= Exercise =
Present each line of the entries below that holds the word "title".

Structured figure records
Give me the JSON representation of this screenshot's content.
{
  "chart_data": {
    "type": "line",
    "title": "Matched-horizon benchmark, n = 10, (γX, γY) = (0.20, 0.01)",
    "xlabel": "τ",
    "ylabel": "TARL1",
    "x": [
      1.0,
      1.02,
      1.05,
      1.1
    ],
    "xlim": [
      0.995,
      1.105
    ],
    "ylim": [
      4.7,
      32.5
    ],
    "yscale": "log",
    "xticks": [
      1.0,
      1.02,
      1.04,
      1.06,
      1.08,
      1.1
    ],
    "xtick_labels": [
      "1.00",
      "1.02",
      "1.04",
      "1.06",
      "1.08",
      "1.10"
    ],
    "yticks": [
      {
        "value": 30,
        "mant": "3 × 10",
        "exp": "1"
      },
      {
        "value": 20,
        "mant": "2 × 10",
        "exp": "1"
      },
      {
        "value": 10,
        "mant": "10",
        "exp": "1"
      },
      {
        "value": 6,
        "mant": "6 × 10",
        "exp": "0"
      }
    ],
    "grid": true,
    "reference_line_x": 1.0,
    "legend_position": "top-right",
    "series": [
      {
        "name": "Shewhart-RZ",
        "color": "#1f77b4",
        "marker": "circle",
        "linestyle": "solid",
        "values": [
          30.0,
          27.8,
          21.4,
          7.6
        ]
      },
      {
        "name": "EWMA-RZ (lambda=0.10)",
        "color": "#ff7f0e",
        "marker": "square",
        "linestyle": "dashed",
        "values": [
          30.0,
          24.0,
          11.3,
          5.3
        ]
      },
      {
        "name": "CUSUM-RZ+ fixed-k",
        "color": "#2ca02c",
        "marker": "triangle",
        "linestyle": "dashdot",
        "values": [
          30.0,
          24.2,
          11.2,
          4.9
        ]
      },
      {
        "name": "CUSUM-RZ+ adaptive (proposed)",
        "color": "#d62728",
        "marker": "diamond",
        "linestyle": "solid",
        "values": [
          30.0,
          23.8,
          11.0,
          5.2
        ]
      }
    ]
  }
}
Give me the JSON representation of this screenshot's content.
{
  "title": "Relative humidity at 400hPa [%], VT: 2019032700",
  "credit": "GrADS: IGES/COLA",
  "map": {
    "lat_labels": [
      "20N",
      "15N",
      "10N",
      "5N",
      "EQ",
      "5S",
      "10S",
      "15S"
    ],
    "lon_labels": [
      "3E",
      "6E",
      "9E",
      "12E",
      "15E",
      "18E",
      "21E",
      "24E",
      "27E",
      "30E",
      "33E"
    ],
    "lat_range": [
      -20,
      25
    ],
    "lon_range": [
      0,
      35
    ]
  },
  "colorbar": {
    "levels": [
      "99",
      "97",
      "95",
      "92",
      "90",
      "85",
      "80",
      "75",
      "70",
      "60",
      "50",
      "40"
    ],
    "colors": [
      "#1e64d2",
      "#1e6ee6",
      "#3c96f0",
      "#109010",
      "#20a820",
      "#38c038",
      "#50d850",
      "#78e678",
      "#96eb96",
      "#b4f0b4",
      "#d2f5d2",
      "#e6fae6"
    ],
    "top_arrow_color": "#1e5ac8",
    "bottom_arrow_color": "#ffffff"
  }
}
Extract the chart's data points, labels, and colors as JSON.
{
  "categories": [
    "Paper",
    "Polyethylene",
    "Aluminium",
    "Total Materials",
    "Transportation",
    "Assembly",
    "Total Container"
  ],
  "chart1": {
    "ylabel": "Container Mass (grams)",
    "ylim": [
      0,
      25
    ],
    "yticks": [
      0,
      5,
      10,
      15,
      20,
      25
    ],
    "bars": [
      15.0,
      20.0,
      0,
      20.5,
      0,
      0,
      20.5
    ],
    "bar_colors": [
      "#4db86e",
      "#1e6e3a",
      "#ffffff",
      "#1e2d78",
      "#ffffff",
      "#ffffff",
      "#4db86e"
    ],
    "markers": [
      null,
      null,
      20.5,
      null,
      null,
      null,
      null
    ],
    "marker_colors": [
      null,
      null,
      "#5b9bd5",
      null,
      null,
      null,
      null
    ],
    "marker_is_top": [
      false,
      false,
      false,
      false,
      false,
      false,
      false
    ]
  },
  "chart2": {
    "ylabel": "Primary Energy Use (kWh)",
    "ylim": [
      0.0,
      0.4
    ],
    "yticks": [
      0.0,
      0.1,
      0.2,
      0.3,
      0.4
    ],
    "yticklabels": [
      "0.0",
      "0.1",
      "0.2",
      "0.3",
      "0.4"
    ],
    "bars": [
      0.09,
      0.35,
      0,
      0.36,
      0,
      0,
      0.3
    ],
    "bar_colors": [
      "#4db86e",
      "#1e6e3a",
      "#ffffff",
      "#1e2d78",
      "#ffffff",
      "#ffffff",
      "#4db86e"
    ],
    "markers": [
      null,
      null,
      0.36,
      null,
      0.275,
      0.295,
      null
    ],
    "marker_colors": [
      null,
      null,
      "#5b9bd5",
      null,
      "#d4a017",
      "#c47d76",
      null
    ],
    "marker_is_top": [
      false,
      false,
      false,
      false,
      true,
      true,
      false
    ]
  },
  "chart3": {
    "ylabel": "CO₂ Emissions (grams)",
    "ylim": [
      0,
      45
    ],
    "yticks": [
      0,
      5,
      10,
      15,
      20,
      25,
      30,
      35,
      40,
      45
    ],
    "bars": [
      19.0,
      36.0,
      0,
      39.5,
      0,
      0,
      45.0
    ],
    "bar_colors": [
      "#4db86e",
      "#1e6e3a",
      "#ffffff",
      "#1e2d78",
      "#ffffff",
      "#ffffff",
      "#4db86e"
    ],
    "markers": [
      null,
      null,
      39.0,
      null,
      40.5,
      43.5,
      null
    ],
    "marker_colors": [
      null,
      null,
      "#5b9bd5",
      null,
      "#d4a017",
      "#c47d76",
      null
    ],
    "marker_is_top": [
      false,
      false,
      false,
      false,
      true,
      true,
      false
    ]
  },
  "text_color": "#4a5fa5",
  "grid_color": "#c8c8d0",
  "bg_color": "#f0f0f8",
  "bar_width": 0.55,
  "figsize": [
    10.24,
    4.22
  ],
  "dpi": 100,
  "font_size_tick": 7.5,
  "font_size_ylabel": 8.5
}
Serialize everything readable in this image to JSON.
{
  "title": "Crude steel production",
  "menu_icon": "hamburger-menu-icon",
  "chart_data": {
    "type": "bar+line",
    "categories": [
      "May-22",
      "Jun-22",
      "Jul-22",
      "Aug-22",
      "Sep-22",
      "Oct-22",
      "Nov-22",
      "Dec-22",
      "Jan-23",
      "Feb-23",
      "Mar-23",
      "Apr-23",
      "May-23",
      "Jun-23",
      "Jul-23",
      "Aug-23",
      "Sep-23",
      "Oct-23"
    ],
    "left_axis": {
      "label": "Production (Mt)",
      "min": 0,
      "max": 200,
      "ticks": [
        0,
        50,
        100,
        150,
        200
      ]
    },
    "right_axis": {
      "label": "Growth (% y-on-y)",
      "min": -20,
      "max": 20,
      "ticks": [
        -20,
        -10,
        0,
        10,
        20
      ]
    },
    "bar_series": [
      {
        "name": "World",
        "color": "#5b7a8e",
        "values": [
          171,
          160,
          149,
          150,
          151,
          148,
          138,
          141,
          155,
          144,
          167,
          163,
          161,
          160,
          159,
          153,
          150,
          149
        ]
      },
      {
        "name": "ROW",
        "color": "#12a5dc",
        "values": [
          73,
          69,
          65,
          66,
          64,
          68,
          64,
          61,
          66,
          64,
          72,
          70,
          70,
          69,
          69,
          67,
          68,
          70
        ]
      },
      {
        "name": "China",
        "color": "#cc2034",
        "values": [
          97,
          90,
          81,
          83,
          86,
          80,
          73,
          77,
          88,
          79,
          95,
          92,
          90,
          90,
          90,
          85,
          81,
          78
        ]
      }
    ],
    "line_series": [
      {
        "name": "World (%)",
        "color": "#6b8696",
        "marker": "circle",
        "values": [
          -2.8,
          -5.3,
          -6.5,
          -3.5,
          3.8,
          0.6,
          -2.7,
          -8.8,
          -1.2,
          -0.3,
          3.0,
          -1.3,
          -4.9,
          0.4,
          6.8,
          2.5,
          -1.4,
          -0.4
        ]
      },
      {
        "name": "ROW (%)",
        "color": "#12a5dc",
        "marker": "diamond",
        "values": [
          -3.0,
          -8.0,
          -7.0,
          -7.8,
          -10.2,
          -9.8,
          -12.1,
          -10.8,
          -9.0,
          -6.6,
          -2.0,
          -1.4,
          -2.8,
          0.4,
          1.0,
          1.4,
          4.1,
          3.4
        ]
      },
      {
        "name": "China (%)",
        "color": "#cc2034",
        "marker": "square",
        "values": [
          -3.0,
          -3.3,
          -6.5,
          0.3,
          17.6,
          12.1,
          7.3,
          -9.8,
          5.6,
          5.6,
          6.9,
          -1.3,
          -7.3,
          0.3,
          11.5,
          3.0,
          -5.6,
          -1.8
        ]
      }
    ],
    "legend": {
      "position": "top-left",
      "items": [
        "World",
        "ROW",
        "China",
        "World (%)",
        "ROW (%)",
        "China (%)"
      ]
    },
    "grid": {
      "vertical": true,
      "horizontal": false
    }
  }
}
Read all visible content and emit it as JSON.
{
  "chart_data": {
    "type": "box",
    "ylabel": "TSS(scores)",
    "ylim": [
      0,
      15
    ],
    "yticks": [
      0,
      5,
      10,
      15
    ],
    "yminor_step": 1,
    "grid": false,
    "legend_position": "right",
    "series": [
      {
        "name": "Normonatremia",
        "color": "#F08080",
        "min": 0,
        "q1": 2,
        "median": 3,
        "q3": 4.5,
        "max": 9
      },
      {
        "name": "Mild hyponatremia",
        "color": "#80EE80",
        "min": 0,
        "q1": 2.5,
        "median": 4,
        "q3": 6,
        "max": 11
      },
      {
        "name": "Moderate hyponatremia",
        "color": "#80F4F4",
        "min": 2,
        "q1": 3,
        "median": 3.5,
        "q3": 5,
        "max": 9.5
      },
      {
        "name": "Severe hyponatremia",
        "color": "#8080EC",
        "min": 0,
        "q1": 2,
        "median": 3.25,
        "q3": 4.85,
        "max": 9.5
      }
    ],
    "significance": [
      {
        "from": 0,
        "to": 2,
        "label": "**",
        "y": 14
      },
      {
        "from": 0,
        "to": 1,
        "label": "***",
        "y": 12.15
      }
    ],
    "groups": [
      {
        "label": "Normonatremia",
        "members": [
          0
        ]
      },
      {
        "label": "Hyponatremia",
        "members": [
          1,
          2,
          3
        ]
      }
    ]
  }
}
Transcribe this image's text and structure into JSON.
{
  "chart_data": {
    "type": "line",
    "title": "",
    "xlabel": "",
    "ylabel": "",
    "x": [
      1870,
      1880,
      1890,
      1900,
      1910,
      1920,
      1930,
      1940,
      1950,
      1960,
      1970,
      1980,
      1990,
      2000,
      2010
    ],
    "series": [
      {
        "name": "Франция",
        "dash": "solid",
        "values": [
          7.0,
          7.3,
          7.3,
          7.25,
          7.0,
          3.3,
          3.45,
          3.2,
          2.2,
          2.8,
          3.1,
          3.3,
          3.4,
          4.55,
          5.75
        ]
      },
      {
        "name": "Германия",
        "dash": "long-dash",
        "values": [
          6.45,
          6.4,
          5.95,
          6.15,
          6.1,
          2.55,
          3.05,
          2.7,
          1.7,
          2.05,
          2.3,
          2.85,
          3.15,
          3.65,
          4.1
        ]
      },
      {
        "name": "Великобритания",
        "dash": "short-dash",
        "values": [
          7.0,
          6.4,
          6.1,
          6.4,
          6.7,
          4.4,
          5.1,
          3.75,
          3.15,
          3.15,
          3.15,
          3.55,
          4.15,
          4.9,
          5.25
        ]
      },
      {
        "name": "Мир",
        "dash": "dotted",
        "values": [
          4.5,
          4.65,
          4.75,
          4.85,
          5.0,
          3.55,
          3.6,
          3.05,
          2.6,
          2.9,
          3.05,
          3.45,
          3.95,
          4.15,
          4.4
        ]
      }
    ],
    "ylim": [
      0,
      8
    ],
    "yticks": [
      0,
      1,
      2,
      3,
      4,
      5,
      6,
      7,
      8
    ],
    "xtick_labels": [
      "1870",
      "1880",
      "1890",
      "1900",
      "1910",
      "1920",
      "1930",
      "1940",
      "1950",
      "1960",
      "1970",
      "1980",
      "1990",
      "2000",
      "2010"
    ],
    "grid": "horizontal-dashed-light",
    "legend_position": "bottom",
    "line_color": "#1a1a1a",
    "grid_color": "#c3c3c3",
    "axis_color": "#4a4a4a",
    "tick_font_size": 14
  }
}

= Answer to the problem =
    "title": "Matched-horizon benchmark, n = 10, (γX, γY) = (0.20, 0.01)",
  "title": "Relative humidity at 400hPa [%], VT: 2019032700",
  "title": "Crude steel production",
    "title": "",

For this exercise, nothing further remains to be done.